Will you transcribe all the entries word for word, skipping the pictures they hold?

-- BEGIN PROVIDED INFORMATION --

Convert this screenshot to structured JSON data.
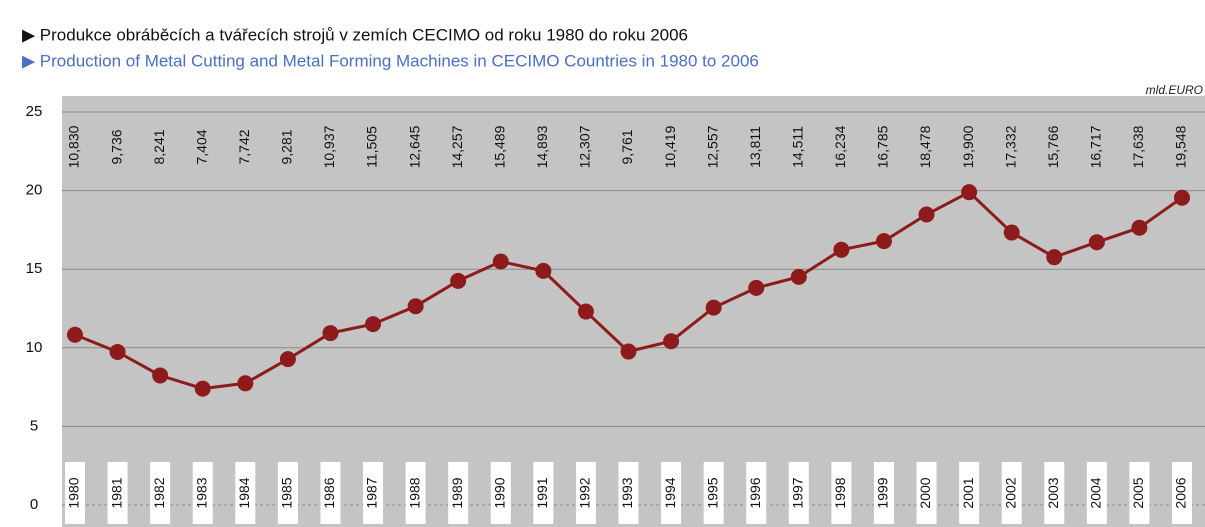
{
  "chart_data": {
    "type": "line",
    "title": "▶ Produkce obráběcích a tvářecích strojů v zemích CECIMO od roku 1980 do roku 2006",
    "subtitle": "▶ Production of Metal Cutting and Metal Forming Machines in CECIMO Countries in 1980 to 2006",
    "unit": "mld.EURO",
    "categories": [
      "1980",
      "1981",
      "1982",
      "1983",
      "1984",
      "1985",
      "1986",
      "1987",
      "1988",
      "1989",
      "1990",
      "1991",
      "1992",
      "1993",
      "1994",
      "1995",
      "1996",
      "1997",
      "1998",
      "1999",
      "2000",
      "2001",
      "2002",
      "2003",
      "2004",
      "2005",
      "2006"
    ],
    "series": [
      {
        "name": "Production",
        "color": "#8e1b1b",
        "values": [
          10.83,
          9.736,
          8.241,
          7.404,
          7.742,
          9.281,
          10.937,
          11.505,
          12.645,
          14.257,
          15.489,
          14.893,
          12.307,
          9.761,
          10.419,
          12.557,
          13.811,
          14.511,
          16.234,
          16.785,
          18.478,
          19.9,
          17.332,
          15.766,
          16.717,
          17.638,
          19.548
        ],
        "value_labels": [
          "10,830",
          "9,736",
          "8,241",
          "7,404",
          "7,742",
          "9,281",
          "10,937",
          "11,505",
          "12,645",
          "14,257",
          "15,489",
          "14,893",
          "12,307",
          "9,761",
          "10,419",
          "12,557",
          "13,811",
          "14,511",
          "16,234",
          "16,785",
          "18,478",
          "19,900",
          "17,332",
          "15,766",
          "16,717",
          "17,638",
          "19,548"
        ]
      }
    ],
    "ylim": [
      0,
      25
    ],
    "yticks": [
      0,
      5,
      10,
      15,
      20,
      25
    ],
    "grid": true
  }
}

-- END PROVIDED INFORMATION --

RESULT OF THE TASK:
Convert this screenshot to structured JSON data.
{
  "chart_data": {
    "type": "line",
    "title": "▶ Produkce obráběcích a tvářecích strojů v zemích CECIMO od roku 1980 do roku 2006",
    "subtitle": "▶ Production of Metal Cutting and Metal Forming Machines in CECIMO Countries in 1980 to 2006",
    "unit": "mld.EURO",
    "categories": [
      "1980",
      "1981",
      "1982",
      "1983",
      "1984",
      "1985",
      "1986",
      "1987",
      "1988",
      "1989",
      "1990",
      "1991",
      "1992",
      "1993",
      "1994",
      "1995",
      "1996",
      "1997",
      "1998",
      "1999",
      "2000",
      "2001",
      "2002",
      "2003",
      "2004",
      "2005",
      "2006"
    ],
    "series": [
      {
        "name": "Production",
        "color": "#8e1b1b",
        "values": [
          10.83,
          9.736,
          8.241,
          7.404,
          7.742,
          9.281,
          10.937,
          11.505,
          12.645,
          14.257,
          15.489,
          14.893,
          12.307,
          9.761,
          10.419,
          12.557,
          13.811,
          14.511,
          16.234,
          16.785,
          18.478,
          19.9,
          17.332,
          15.766,
          16.717,
          17.638,
          19.548
        ],
        "value_labels": [
          "10,830",
          "9,736",
          "8,241",
          "7,404",
          "7,742",
          "9,281",
          "10,937",
          "11,505",
          "12,645",
          "14,257",
          "15,489",
          "14,893",
          "12,307",
          "9,761",
          "10,419",
          "12,557",
          "13,811",
          "14,511",
          "16,234",
          "16,785",
          "18,478",
          "19,900",
          "17,332",
          "15,766",
          "16,717",
          "17,638",
          "19,548"
        ]
      }
    ],
    "ylim": [
      0,
      25
    ],
    "yticks": [
      0,
      5,
      10,
      15,
      20,
      25
    ],
    "grid": true
  }
}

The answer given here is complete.